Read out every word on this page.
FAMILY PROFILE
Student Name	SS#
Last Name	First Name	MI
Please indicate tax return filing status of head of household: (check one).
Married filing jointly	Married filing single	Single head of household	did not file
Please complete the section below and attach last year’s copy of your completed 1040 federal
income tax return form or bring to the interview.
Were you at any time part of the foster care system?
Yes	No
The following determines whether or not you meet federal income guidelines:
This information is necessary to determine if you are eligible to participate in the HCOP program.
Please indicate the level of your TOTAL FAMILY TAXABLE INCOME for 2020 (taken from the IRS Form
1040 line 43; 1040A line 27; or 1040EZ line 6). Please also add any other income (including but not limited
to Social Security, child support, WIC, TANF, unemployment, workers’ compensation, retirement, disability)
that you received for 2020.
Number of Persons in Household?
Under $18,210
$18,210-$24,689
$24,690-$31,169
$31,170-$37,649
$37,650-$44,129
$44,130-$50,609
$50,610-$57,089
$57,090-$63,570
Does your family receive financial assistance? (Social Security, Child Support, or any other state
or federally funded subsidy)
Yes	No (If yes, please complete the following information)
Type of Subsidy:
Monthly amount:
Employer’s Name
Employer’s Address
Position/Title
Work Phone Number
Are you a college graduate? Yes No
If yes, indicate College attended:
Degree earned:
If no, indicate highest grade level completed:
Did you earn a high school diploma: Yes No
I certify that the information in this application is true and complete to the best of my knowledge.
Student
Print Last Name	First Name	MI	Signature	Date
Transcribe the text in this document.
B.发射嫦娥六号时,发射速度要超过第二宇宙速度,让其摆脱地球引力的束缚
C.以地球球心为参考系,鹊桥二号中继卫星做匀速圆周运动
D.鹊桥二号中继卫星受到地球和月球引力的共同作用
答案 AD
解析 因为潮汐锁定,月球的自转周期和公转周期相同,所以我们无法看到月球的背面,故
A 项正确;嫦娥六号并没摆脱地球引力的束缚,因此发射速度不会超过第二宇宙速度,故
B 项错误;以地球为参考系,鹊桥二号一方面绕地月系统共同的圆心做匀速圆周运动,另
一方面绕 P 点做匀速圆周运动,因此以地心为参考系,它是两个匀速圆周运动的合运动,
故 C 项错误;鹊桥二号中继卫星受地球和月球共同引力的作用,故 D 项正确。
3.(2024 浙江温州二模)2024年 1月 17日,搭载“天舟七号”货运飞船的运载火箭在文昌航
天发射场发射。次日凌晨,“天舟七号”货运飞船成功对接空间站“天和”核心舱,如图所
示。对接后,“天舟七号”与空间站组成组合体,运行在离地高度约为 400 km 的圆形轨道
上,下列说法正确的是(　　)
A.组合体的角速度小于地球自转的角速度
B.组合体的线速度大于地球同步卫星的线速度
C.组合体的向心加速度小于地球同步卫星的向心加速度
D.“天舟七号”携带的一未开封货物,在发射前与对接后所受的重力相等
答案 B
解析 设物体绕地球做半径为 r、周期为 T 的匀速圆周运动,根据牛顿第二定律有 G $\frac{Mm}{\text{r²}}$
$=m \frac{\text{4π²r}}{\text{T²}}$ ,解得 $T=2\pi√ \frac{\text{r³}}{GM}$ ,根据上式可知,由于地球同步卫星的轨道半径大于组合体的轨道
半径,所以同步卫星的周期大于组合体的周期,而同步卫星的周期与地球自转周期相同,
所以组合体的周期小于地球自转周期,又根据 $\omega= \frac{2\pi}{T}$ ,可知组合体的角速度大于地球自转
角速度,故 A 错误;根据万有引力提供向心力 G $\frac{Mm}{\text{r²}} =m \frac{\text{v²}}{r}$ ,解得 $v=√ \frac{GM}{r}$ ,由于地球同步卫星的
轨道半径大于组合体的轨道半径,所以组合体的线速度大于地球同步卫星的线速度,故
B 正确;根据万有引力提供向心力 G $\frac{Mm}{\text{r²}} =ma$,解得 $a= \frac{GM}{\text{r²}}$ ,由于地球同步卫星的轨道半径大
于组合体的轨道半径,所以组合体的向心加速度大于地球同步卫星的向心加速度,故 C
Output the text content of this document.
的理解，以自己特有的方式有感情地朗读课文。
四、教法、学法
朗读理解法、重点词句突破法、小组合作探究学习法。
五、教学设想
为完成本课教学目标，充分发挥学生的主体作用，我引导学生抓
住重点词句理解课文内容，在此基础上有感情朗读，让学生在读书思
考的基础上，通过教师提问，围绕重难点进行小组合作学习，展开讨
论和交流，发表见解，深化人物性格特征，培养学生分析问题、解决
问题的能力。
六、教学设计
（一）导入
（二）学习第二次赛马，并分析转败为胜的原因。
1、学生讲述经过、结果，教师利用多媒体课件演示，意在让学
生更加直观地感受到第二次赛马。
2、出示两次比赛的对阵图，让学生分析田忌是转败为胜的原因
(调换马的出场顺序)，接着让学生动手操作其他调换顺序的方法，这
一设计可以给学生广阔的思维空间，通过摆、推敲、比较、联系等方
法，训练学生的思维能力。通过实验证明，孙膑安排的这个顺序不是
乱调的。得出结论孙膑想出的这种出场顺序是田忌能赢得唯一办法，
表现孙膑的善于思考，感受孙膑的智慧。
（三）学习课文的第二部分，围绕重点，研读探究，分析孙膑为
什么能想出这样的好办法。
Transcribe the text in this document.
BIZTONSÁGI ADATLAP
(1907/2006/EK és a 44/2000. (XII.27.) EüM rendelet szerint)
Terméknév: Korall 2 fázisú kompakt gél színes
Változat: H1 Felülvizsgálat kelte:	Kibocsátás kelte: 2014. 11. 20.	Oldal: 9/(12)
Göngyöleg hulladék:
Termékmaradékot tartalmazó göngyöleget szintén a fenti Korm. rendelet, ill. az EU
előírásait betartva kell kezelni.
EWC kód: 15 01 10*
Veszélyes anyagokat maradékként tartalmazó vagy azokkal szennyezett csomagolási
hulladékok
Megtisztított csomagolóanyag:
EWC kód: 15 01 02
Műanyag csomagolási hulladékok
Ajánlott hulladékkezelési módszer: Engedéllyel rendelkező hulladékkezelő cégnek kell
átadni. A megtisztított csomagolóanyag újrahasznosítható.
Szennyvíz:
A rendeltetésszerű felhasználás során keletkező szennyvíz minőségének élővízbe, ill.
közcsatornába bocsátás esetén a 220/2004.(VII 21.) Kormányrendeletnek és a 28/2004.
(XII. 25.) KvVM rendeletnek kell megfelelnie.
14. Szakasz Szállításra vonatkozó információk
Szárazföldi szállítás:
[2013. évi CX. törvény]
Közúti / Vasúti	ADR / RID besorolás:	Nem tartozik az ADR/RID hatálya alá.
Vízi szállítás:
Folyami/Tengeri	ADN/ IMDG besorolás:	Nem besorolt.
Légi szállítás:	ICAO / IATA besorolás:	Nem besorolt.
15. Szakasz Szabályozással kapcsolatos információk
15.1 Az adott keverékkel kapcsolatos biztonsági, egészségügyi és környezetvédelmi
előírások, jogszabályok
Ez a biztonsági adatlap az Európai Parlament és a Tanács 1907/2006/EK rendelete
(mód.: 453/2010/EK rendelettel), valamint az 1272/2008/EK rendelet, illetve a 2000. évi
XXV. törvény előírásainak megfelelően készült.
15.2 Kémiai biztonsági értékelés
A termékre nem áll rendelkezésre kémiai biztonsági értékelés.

→ **Task to complete**
Give a word-for-word copy of the records.

→ **Full answer**
Read out every word on this page.
FAMILY PROFILE
Student Name	SS#
Last Name	First Name	MI
Please indicate tax return filing status of head of household: (check one).
Married filing jointly	Married filing single	Single head of household	did not file
Please complete the section below and attach last year’s copy of your completed 1040 federal
income tax return form or bring to the interview.
Were you at any time part of the foster care system?
Yes	No
The following determines whether or not you meet federal income guidelines:
This information is necessary to determine if you are eligible to participate in the HCOP program.
Please indicate the level of your TOTAL FAMILY TAXABLE INCOME for 2020 (taken from the IRS Form
1040 line 43; 1040A line 27; or 1040EZ line 6). Please also add any other income (including but not limited
to Social Security, child support, WIC, TANF, unemployment, workers’ compensation, retirement, disability)
that you received for 2020.
Number of Persons in Household?
Under $18,210
$18,210-$24,689
$24,690-$31,169
$31,170-$37,649
$37,650-$44,129
$44,130-$50,609
$50,610-$57,089
$57,090-$63,570
Does your family receive financial assistance? (Social Security, Child Support, or any other state
or federally funded subsidy)
Yes	No (If yes, please complete the following information)
Type of Subsidy:
Monthly amount:
Employer’s Name
Employer’s Address
Position/Title
Work Phone Number
Are you a college graduate? Yes No
If yes, indicate College attended:
Degree earned:
If no, indicate highest grade level completed:
Did you earn a high school diploma: Yes No
I certify that the information in this application is true and complete to the best of my knowledge.
Student
Print Last Name	First Name	MI	Signature	Date
Transcribe the text in this document.
B.发射嫦娥六号时,发射速度要超过第二宇宙速度,让其摆脱地球引力的束缚
C.以地球球心为参考系,鹊桥二号中继卫星做匀速圆周运动
D.鹊桥二号中继卫星受到地球和月球引力的共同作用
答案 AD
解析 因为潮汐锁定,月球的自转周期和公转周期相同,所以我们无法看到月球的背面,故
A 项正确;嫦娥六号并没摆脱地球引力的束缚,因此发射速度不会超过第二宇宙速度,故
B 项错误;以地球为参考系,鹊桥二号一方面绕地月系统共同的圆心做匀速圆周运动,另
一方面绕 P 点做匀速圆周运动,因此以地心为参考系,它是两个匀速圆周运动的合运动,
故 C 项错误;鹊桥二号中继卫星受地球和月球共同引力的作用,故 D 项正确。
3.(2024 浙江温州二模)2024年 1月 17日,搭载“天舟七号”货运飞船的运载火箭在文昌航
天发射场发射。次日凌晨,“天舟七号”货运飞船成功对接空间站“天和”核心舱,如图所
示。对接后,“天舟七号”与空间站组成组合体,运行在离地高度约为 400 km 的圆形轨道
上,下列说法正确的是(　　)
A.组合体的角速度小于地球自转的角速度
B.组合体的线速度大于地球同步卫星的线速度
C.组合体的向心加速度小于地球同步卫星的向心加速度
D.“天舟七号”携带的一未开封货物,在发射前与对接后所受的重力相等
答案 B
解析 设物体绕地球做半径为 r、周期为 T 的匀速圆周运动,根据牛顿第二定律有 G $\frac{Mm}{\text{r²}}$
$=m \frac{\text{4π²r}}{\text{T²}}$ ,解得 $T=2\pi√ \frac{\text{r³}}{GM}$ ,根据上式可知,由于地球同步卫星的轨道半径大于组合体的轨道
半径,所以同步卫星的周期大于组合体的周期,而同步卫星的周期与地球自转周期相同,
所以组合体的周期小于地球自转周期,又根据 $\omega= \frac{2\pi}{T}$ ,可知组合体的角速度大于地球自转
角速度,故 A 错误;根据万有引力提供向心力 G $\frac{Mm}{\text{r²}} =m \frac{\text{v²}}{r}$ ,解得 $v=√ \frac{GM}{r}$ ,由于地球同步卫星的
轨道半径大于组合体的轨道半径,所以组合体的线速度大于地球同步卫星的线速度,故
B 正确;根据万有引力提供向心力 G $\frac{Mm}{\text{r²}} =ma$,解得 $a= \frac{GM}{\text{r²}}$ ,由于地球同步卫星的轨道半径大
于组合体的轨道半径,所以组合体的向心加速度大于地球同步卫星的向心加速度,故 C
Output the text content of this document.
的理解，以自己特有的方式有感情地朗读课文。
四、教法、学法
朗读理解法、重点词句突破法、小组合作探究学习法。
五、教学设想
为完成本课教学目标，充分发挥学生的主体作用，我引导学生抓
住重点词句理解课文内容，在此基础上有感情朗读，让学生在读书思
考的基础上，通过教师提问，围绕重难点进行小组合作学习，展开讨
论和交流，发表见解，深化人物性格特征，培养学生分析问题、解决
问题的能力。
六、教学设计
（一）导入
（二）学习第二次赛马，并分析转败为胜的原因。
1、学生讲述经过、结果，教师利用多媒体课件演示，意在让学
生更加直观地感受到第二次赛马。
2、出示两次比赛的对阵图，让学生分析田忌是转败为胜的原因
(调换马的出场顺序)，接着让学生动手操作其他调换顺序的方法，这
一设计可以给学生广阔的思维空间，通过摆、推敲、比较、联系等方
法，训练学生的思维能力。通过实验证明，孙膑安排的这个顺序不是
乱调的。得出结论孙膑想出的这种出场顺序是田忌能赢得唯一办法，
表现孙膑的善于思考，感受孙膑的智慧。
（三）学习课文的第二部分，围绕重点，研读探究，分析孙膑为
什么能想出这样的好办法。
Transcribe the text in this document.
BIZTONSÁGI ADATLAP
(1907/2006/EK és a 44/2000. (XII.27.) EüM rendelet szerint)
Terméknév: Korall 2 fázisú kompakt gél színes
Változat: H1 Felülvizsgálat kelte:	Kibocsátás kelte: 2014. 11. 20.	Oldal: 9/(12)
Göngyöleg hulladék:
Termékmaradékot tartalmazó göngyöleget szintén a fenti Korm. rendelet, ill. az EU
előírásait betartva kell kezelni.
EWC kód: 15 01 10*
Veszélyes anyagokat maradékként tartalmazó vagy azokkal szennyezett csomagolási
hulladékok
Megtisztított csomagolóanyag:
EWC kód: 15 01 02
Műanyag csomagolási hulladékok
Ajánlott hulladékkezelési módszer: Engedéllyel rendelkező hulladékkezelő cégnek kell
átadni. A megtisztított csomagolóanyag újrahasznosítható.
Szennyvíz:
A rendeltetésszerű felhasználás során keletkező szennyvíz minőségének élővízbe, ill.
közcsatornába bocsátás esetén a 220/2004.(VII 21.) Kormányrendeletnek és a 28/2004.
(XII. 25.) KvVM rendeletnek kell megfelelnie.
14. Szakasz Szállításra vonatkozó információk
Szárazföldi szállítás:
[2013. évi CX. törvény]
Közúti / Vasúti	ADR / RID besorolás:	Nem tartozik az ADR/RID hatálya alá.
Vízi szállítás:
Folyami/Tengeri	ADN/ IMDG besorolás:	Nem besorolt.
Légi szállítás:	ICAO / IATA besorolás:	Nem besorolt.
15. Szakasz Szabályozással kapcsolatos információk
15.1 Az adott keverékkel kapcsolatos biztonsági, egészségügyi és környezetvédelmi
előírások, jogszabályok
Ez a biztonsági adatlap az Európai Parlament és a Tanács 1907/2006/EK rendelete
(mód.: 453/2010/EK rendelettel), valamint az 1272/2008/EK rendelet, illetve a 2000. évi
XXV. törvény előírásainak megfelelően készült.
15.2 Kémiai biztonsági értékelés
A termékre nem áll rendelkezésre kémiai biztonsági értékelés.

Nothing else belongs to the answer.